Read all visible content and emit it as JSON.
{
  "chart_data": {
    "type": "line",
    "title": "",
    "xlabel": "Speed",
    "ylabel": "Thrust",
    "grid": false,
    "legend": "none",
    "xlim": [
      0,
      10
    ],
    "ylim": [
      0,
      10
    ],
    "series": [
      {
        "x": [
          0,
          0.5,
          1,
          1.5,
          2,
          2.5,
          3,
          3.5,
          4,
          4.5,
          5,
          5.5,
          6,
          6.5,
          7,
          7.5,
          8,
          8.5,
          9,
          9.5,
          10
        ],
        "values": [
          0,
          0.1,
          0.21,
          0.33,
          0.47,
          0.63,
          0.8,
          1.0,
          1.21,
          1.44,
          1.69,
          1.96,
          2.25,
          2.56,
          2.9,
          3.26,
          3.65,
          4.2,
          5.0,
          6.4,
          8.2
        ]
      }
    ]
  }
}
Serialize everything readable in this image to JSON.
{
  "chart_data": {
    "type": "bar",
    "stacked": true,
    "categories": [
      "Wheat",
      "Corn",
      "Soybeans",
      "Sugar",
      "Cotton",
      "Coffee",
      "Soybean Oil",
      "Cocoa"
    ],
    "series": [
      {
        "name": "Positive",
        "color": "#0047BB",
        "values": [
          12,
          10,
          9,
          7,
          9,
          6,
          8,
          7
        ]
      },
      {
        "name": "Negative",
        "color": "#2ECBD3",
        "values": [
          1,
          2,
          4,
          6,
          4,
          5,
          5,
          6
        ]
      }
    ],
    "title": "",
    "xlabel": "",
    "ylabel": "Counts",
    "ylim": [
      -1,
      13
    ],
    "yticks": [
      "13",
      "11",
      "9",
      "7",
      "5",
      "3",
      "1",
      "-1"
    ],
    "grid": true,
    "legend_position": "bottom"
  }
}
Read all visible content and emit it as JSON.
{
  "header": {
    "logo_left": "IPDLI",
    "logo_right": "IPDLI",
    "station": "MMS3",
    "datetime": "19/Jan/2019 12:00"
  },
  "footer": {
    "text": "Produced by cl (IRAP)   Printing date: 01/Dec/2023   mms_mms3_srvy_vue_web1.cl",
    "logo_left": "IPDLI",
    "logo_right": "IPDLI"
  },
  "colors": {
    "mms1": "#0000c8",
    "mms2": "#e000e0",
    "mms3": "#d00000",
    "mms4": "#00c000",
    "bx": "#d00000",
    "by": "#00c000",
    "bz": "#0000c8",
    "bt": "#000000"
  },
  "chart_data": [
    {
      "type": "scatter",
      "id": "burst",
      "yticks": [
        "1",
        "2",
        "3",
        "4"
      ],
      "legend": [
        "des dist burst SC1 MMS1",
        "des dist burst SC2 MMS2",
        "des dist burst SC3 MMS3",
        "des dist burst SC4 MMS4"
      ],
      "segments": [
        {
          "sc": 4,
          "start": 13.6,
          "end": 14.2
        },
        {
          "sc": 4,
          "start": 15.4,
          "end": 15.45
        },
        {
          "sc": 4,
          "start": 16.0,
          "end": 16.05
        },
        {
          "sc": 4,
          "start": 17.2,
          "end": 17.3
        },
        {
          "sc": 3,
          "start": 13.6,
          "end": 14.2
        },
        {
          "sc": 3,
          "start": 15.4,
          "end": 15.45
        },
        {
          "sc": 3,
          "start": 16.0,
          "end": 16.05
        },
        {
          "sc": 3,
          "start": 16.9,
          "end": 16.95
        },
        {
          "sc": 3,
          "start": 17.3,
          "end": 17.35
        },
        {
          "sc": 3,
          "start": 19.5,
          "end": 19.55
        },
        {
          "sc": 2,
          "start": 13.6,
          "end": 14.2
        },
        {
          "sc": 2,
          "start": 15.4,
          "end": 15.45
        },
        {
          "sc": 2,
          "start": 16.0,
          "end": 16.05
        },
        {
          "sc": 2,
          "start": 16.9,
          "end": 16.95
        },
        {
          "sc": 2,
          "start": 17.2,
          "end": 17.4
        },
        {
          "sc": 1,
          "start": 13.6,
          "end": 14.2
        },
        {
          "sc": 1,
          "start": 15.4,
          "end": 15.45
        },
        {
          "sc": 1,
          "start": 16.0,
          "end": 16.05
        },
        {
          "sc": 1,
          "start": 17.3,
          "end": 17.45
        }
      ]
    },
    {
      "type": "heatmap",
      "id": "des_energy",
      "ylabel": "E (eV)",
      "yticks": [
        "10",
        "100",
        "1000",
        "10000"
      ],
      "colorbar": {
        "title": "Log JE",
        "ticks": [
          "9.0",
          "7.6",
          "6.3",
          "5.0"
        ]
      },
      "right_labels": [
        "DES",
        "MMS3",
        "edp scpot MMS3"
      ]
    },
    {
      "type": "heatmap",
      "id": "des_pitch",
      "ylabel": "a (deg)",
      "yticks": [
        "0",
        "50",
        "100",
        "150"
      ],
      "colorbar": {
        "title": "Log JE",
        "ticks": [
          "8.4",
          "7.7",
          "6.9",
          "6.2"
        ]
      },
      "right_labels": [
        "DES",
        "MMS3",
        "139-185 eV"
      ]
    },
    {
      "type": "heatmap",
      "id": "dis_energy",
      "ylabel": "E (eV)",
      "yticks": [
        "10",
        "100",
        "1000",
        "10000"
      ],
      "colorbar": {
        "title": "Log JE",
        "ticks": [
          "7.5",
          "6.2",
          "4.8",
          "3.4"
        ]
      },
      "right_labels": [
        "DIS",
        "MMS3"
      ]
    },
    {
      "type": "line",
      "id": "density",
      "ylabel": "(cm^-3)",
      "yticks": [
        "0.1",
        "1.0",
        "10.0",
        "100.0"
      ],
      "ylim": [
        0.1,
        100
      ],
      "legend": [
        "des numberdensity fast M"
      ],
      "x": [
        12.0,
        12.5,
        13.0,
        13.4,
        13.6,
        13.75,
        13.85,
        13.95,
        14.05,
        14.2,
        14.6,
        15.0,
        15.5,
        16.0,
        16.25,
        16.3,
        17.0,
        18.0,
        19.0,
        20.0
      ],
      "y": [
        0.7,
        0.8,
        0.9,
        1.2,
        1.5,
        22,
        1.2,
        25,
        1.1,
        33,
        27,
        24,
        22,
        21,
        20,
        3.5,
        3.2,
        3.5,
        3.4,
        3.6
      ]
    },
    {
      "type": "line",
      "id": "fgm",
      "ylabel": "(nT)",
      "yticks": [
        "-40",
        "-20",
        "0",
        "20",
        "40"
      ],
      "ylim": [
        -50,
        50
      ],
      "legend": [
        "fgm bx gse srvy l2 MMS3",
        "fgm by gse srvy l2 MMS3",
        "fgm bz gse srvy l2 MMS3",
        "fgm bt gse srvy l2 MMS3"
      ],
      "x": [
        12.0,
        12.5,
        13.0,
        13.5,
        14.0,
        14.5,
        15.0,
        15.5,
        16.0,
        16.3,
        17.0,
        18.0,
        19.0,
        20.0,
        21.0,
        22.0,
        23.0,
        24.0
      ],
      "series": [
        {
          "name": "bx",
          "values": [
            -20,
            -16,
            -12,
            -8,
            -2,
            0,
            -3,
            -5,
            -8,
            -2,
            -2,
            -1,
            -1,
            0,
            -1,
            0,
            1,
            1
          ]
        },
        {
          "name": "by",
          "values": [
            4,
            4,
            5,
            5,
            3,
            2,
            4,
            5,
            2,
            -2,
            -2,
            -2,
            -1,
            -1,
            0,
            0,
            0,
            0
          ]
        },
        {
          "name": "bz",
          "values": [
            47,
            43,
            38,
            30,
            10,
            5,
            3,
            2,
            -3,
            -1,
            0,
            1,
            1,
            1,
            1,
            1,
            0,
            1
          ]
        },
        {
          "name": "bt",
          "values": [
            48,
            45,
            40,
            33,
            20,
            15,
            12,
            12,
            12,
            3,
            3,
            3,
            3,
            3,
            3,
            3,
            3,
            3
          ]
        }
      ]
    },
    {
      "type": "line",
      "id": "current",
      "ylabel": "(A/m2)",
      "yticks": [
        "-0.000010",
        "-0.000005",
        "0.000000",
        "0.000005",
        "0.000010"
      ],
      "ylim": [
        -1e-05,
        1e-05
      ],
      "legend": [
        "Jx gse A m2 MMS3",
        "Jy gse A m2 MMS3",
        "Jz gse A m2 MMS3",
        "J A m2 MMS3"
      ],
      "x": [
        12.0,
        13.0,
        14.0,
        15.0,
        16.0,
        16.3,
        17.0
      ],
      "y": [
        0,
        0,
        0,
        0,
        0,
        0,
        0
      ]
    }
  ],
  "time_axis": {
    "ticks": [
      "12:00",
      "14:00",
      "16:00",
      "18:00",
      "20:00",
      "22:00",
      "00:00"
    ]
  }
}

◆ ◆ ◆ ◆ ◆

- _What to do_: Lines that hold "burst" are the ones to copy; find all of them.

- _Worked answer_:
      "id": "burst",
        "des dist burst SC1 MMS1",
        "des dist burst SC2 MMS2",
        "des dist burst SC3 MMS3",
        "des dist burst SC4 MMS4"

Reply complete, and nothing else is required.